Problem statement: Would you extract the whole listing below and retype it exactly?
## Begin
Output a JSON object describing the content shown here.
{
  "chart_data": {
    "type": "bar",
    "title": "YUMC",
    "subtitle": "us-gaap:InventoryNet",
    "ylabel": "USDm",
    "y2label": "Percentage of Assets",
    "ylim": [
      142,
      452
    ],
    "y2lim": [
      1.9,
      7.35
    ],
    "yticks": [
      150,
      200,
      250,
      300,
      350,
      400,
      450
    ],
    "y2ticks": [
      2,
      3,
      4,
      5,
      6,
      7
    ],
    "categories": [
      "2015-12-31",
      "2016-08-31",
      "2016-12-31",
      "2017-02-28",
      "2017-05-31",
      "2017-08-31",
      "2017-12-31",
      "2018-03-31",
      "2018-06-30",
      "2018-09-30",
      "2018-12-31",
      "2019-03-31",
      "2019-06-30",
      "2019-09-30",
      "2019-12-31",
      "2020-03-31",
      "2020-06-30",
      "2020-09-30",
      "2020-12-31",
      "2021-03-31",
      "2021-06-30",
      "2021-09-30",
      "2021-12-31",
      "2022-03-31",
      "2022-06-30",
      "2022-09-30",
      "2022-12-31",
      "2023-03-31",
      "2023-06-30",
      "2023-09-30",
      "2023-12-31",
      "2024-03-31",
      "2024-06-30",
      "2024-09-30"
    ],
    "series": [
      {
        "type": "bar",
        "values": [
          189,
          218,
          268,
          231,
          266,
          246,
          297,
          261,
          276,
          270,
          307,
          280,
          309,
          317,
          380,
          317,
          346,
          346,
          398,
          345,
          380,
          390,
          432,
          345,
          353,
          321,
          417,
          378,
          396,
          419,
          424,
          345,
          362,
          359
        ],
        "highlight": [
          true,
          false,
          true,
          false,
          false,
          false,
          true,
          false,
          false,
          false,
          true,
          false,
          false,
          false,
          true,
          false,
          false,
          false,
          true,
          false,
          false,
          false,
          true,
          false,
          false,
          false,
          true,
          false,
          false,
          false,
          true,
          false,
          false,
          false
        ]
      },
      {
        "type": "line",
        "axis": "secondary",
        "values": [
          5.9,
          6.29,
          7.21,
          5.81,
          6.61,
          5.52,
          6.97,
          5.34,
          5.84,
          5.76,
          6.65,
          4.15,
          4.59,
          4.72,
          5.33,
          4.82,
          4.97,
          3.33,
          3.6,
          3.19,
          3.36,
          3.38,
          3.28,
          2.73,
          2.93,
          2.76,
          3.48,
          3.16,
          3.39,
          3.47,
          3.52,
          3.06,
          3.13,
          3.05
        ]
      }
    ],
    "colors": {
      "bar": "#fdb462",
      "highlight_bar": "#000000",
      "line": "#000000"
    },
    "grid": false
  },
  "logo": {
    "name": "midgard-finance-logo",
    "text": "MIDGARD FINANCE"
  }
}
## End
Written answer:
Output a JSON object describing the content shown here.
{
  "chart_data": {
    "type": "bar",
    "title": "YUMC",
    "subtitle": "us-gaap:InventoryNet",
    "ylabel": "USDm",
    "y2label": "Percentage of Assets",
    "ylim": [
      142,
      452
    ],
    "y2lim": [
      1.9,
      7.35
    ],
    "yticks": [
      150,
      200,
      250,
      300,
      350,
      400,
      450
    ],
    "y2ticks": [
      2,
      3,
      4,
      5,
      6,
      7
    ],
    "categories": [
      "2015-12-31",
      "2016-08-31",
      "2016-12-31",
      "2017-02-28",
      "2017-05-31",
      "2017-08-31",
      "2017-12-31",
      "2018-03-31",
      "2018-06-30",
      "2018-09-30",
      "2018-12-31",
      "2019-03-31",
      "2019-06-30",
      "2019-09-30",
      "2019-12-31",
      "2020-03-31",
      "2020-06-30",
      "2020-09-30",
      "2020-12-31",
      "2021-03-31",
      "2021-06-30",
      "2021-09-30",
      "2021-12-31",
      "2022-03-31",
      "2022-06-30",
      "2022-09-30",
      "2022-12-31",
      "2023-03-31",
      "2023-06-30",
      "2023-09-30",
      "2023-12-31",
      "2024-03-31",
      "2024-06-30",
      "2024-09-30"
    ],
    "series": [
      {
        "type": "bar",
        "values": [
          189,
          218,
          268,
          231,
          266,
          246,
          297,
          261,
          276,
          270,
          307,
          280,
          309,
          317,
          380,
          317,
          346,
          346,
          398,
          345,
          380,
          390,
          432,
          345,
          353,
          321,
          417,
          378,
          396,
          419,
          424,
          345,
          362,
          359
        ],
        "highlight": [
          true,
          false,
          true,
          false,
          false,
          false,
          true,
          false,
          false,
          false,
          true,
          false,
          false,
          false,
          true,
          false,
          false,
          false,
          true,
          false,
          false,
          false,
          true,
          false,
          false,
          false,
          true,
          false,
          false,
          false,
          true,
          false,
          false,
          false
        ]
      },
      {
        "type": "line",
        "axis": "secondary",
        "values": [
          5.9,
          6.29,
          7.21,
          5.81,
          6.61,
          5.52,
          6.97,
          5.34,
          5.84,
          5.76,
          6.65,
          4.15,
          4.59,
          4.72,
          5.33,
          4.82,
          4.97,
          3.33,
          3.6,
          3.19,
          3.36,
          3.38,
          3.28,
          2.73,
          2.93,
          2.76,
          3.48,
          3.16,
          3.39,
          3.47,
          3.52,
          3.06,
          3.13,
          3.05
        ]
      }
    ],
    "colors": {
      "bar": "#fdb462",
      "highlight_bar": "#000000",
      "line": "#000000"
    },
    "grid": false
  },
  "logo": {
    "name": "midgard-finance-logo",
    "text": "MIDGARD FINANCE"
  }
}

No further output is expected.